(Dataset items)
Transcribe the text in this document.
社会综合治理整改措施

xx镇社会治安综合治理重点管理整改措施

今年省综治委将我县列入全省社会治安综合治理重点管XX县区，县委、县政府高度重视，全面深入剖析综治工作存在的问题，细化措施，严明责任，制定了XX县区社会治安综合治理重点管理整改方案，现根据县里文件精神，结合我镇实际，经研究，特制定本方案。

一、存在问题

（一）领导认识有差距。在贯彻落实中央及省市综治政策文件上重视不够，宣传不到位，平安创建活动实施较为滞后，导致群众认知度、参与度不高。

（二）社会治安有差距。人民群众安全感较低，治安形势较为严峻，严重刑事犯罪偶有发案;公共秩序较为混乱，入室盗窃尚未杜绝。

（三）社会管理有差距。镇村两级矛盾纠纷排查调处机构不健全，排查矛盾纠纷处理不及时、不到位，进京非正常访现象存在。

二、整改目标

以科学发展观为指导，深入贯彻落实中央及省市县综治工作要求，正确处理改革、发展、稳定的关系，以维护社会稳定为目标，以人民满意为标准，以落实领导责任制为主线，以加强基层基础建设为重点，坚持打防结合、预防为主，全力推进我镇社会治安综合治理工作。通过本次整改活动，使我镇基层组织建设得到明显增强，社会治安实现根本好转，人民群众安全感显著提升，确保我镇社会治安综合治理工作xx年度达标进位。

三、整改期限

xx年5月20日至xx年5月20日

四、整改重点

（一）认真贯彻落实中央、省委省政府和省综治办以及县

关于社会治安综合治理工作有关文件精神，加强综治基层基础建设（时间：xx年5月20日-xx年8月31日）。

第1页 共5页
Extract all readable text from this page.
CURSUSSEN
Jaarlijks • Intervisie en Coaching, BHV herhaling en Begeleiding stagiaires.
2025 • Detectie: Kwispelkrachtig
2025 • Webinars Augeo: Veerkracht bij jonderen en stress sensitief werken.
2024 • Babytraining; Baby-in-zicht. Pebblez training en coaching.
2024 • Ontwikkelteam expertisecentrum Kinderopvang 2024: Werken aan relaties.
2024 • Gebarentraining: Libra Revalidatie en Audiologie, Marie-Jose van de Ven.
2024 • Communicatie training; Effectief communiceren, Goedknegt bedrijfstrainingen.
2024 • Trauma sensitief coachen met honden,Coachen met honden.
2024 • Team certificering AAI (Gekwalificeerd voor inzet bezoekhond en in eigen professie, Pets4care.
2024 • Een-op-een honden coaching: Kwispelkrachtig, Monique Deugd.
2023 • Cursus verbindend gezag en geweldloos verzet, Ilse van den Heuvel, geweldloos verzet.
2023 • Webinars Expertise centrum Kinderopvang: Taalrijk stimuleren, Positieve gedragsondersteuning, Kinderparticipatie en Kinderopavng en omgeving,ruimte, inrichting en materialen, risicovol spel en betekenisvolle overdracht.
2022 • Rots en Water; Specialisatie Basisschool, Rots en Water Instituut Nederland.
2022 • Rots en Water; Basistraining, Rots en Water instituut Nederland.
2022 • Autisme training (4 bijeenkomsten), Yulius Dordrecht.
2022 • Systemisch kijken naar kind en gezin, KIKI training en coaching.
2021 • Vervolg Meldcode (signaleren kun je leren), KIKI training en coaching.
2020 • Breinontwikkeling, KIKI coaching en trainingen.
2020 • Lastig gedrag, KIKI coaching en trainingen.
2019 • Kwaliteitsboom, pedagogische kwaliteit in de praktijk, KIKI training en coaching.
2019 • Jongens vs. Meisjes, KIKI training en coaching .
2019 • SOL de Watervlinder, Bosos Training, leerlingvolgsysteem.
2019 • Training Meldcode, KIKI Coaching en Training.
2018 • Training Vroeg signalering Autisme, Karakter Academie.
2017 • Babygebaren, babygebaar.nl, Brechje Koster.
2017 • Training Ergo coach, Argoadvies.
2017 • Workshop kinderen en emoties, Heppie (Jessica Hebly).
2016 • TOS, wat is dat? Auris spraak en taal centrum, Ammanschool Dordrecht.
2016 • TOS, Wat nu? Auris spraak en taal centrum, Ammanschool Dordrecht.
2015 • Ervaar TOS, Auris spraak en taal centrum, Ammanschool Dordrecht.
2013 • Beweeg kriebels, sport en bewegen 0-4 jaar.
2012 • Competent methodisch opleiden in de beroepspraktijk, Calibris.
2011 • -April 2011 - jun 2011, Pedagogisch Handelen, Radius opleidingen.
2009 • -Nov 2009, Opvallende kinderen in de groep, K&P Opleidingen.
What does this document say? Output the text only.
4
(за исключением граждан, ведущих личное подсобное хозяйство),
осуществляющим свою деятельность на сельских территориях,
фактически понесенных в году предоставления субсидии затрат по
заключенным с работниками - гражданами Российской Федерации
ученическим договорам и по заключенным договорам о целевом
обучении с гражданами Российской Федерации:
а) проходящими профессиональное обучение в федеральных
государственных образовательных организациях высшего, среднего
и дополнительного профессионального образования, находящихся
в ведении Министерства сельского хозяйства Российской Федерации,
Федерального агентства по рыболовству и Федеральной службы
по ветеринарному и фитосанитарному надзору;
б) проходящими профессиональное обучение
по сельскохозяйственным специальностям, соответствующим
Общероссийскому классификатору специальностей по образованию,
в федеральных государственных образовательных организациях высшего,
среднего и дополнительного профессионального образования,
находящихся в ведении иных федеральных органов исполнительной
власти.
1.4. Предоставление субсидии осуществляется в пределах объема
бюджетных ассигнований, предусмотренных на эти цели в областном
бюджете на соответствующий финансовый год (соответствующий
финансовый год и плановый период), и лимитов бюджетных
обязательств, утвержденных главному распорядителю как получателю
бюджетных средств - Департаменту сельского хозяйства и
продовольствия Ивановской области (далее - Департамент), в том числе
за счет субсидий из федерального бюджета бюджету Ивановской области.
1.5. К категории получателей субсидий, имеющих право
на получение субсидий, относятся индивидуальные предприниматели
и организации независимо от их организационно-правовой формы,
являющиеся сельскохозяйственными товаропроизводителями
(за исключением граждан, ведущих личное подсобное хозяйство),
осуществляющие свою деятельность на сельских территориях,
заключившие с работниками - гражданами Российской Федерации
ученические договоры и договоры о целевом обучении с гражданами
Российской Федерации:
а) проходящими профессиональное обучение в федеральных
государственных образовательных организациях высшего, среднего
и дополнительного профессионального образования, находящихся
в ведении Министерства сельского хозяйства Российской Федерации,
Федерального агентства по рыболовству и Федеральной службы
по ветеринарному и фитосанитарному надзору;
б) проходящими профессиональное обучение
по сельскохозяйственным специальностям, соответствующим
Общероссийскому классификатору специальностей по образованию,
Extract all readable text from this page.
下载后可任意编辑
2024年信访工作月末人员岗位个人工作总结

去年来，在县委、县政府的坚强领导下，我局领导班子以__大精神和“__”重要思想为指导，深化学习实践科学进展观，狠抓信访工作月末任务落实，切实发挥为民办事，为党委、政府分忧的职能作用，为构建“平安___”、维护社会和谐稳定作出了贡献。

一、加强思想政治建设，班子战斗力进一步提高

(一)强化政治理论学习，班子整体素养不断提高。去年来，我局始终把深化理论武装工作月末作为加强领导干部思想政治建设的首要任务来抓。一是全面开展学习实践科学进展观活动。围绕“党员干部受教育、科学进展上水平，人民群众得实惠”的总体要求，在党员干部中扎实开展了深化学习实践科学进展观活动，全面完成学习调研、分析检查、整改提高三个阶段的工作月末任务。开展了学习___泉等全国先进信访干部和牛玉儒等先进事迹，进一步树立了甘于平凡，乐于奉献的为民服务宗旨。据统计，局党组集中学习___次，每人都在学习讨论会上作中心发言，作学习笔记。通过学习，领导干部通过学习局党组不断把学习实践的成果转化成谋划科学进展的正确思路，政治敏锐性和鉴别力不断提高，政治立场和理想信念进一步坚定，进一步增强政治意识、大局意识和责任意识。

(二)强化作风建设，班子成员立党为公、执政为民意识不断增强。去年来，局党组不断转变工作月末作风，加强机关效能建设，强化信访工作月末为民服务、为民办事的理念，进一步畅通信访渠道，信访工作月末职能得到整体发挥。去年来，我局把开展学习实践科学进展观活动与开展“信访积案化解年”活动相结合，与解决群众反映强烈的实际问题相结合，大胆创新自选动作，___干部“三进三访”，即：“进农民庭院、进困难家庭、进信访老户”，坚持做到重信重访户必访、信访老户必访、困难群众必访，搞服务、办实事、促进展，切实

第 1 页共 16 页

• TASK DESCRIPTION: Locate and copy each line in the data above that includes the word "целевом".

• THE COMPLETED TASK:
ученическим договорам и по заключенным договорам о целевом
ученические договоры и договоры о целевом обучении с гражданами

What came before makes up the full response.